EXERCISE OBJECTIVE:
Only the number is wanted: how many lines of these entries contain the word "this"?
## Start LISTED ENTRIES
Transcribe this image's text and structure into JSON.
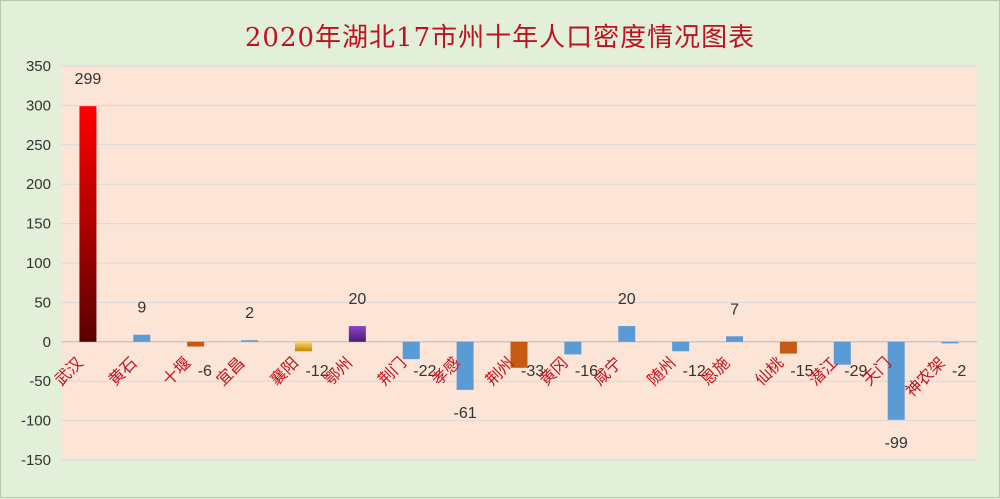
{
  "chart_data": {
    "type": "bar",
    "title": "2020年湖北17市州十年人口密度情况图表",
    "xlabel": "",
    "ylabel": "",
    "ylim": [
      -150,
      350
    ],
    "ticks": [
      350,
      300,
      250,
      200,
      150,
      100,
      50,
      0,
      -50,
      -100,
      -150
    ],
    "grid": true,
    "legend": "none",
    "categories": [
      "武汉",
      "黄石",
      "十堰",
      "宜昌",
      "襄阳",
      "鄂州",
      "荆门",
      "孝感",
      "荆州",
      "黄冈",
      "咸宁",
      "随州",
      "恩施",
      "仙桃",
      "潜江",
      "天门",
      "神农架"
    ],
    "values": [
      299,
      9,
      -6,
      2,
      -12,
      20,
      -22,
      -61,
      -33,
      -16,
      20,
      -12,
      7,
      -15,
      -29,
      -99,
      -2
    ],
    "value_labels": [
      "299",
      "9",
      "-6",
      "2",
      "-12",
      "20",
      "-22",
      "-61",
      "-33",
      "-16",
      "20",
      "-12",
      "7",
      "-15",
      "-29",
      "-99",
      "-2"
    ],
    "colors": [
      "#c00000",
      "#5b9bd5",
      "#c55a11",
      "#5b9bd5",
      "#bf9000",
      "#7030a0",
      "#5b9bd5",
      "#5b9bd5",
      "#c55a11",
      "#5b9bd5",
      "#5b9bd5",
      "#5b9bd5",
      "#5b9bd5",
      "#c55a11",
      "#5b9bd5",
      "#5b9bd5",
      "#5b9bd5"
    ],
    "plot_background": "#fce4d6",
    "grid_color": "#d9d9d9",
    "label_color": "#c0121e"
  }
}
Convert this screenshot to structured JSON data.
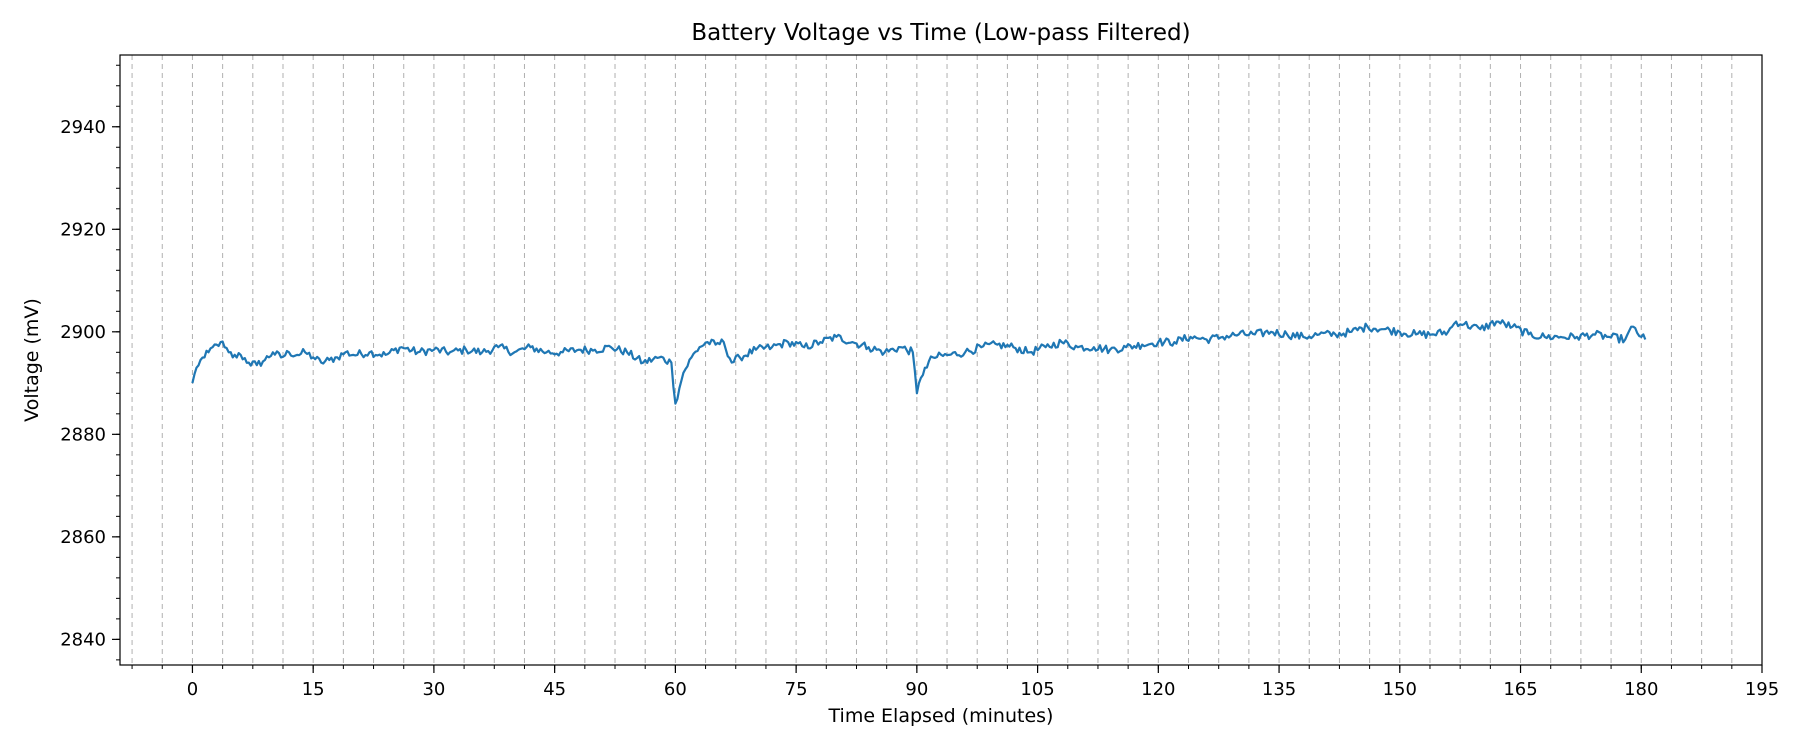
{
  "chart_data": {
    "type": "line",
    "title": "Battery Voltage vs Time (Low-pass Filtered)",
    "xlabel": "Time Elapsed (minutes)",
    "ylabel": "Voltage (mV)",
    "xlim": [
      -9,
      195
    ],
    "ylim": [
      2835,
      2954
    ],
    "x_ticks": [
      0,
      15,
      30,
      45,
      60,
      75,
      90,
      105,
      120,
      135,
      150,
      165,
      180,
      195
    ],
    "x_minor_step": 3.75,
    "y_ticks": [
      2840,
      2860,
      2880,
      2900,
      2920,
      2940
    ],
    "y_minor_step": 4,
    "grid": "vertical dashed at minor x ticks",
    "legend": "none",
    "line_color": "#1f77b4",
    "series": [
      {
        "x": [
          0,
          0.5,
          1,
          1.5,
          2,
          2.5,
          3,
          3.5,
          4,
          4.5,
          5,
          6,
          7,
          8,
          9,
          10,
          11,
          12,
          13,
          14,
          15,
          16,
          17,
          18,
          19,
          20,
          22,
          24,
          26,
          28,
          30,
          32,
          34,
          36,
          38,
          40,
          42,
          44,
          46,
          48,
          50,
          52,
          54,
          56,
          58,
          59.5,
          60,
          60.5,
          61,
          62,
          63,
          64,
          65,
          66,
          67,
          68,
          70,
          72,
          74,
          76,
          78,
          80,
          82,
          84,
          86,
          88,
          89.5,
          90,
          90.5,
          91,
          92,
          94,
          96,
          98,
          100,
          102,
          104,
          106,
          108,
          110,
          112,
          114,
          116,
          118,
          120,
          122,
          124,
          126,
          128,
          130,
          132,
          134,
          136,
          138,
          140,
          142,
          144,
          146,
          148,
          150,
          152,
          154,
          156,
          157,
          158,
          160,
          162,
          164,
          166,
          168,
          170,
          172,
          174,
          176,
          178,
          179,
          180,
          180.5
        ],
        "y": [
          2890,
          2893,
          2894.5,
          2895,
          2896,
          2897,
          2897.5,
          2898,
          2897,
          2896,
          2895,
          2895.5,
          2894,
          2893.5,
          2894.5,
          2896,
          2895,
          2896,
          2895.5,
          2896,
          2895,
          2894,
          2894.5,
          2895,
          2896,
          2895.5,
          2896,
          2895.5,
          2897,
          2896,
          2896.5,
          2896,
          2896.5,
          2896,
          2897,
          2896,
          2897,
          2896,
          2896,
          2896.5,
          2896.5,
          2897,
          2896,
          2894,
          2895,
          2894,
          2886,
          2889,
          2892,
          2895,
          2897,
          2898,
          2897.5,
          2898,
          2894,
          2895,
          2896.5,
          2897,
          2898,
          2897,
          2898,
          2899,
          2898,
          2897,
          2896,
          2897,
          2896,
          2888,
          2891,
          2893,
          2895,
          2895.5,
          2896,
          2897,
          2897.5,
          2897,
          2896,
          2897,
          2898,
          2897,
          2897,
          2896.5,
          2897,
          2897.5,
          2898,
          2898,
          2899,
          2898.5,
          2899,
          2899.5,
          2899.5,
          2900,
          2899.5,
          2899,
          2899.5,
          2899.5,
          2900,
          2901,
          2900.5,
          2900,
          2899.5,
          2899.5,
          2900,
          2902,
          2901.5,
          2900.5,
          2902,
          2901,
          2899.5,
          2899,
          2899,
          2899,
          2899.5,
          2899,
          2898.5,
          2901,
          2899,
          2898.5
        ]
      }
    ]
  }
}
## End LISTED ENTRIES
COMPLETED EXERCISE:
2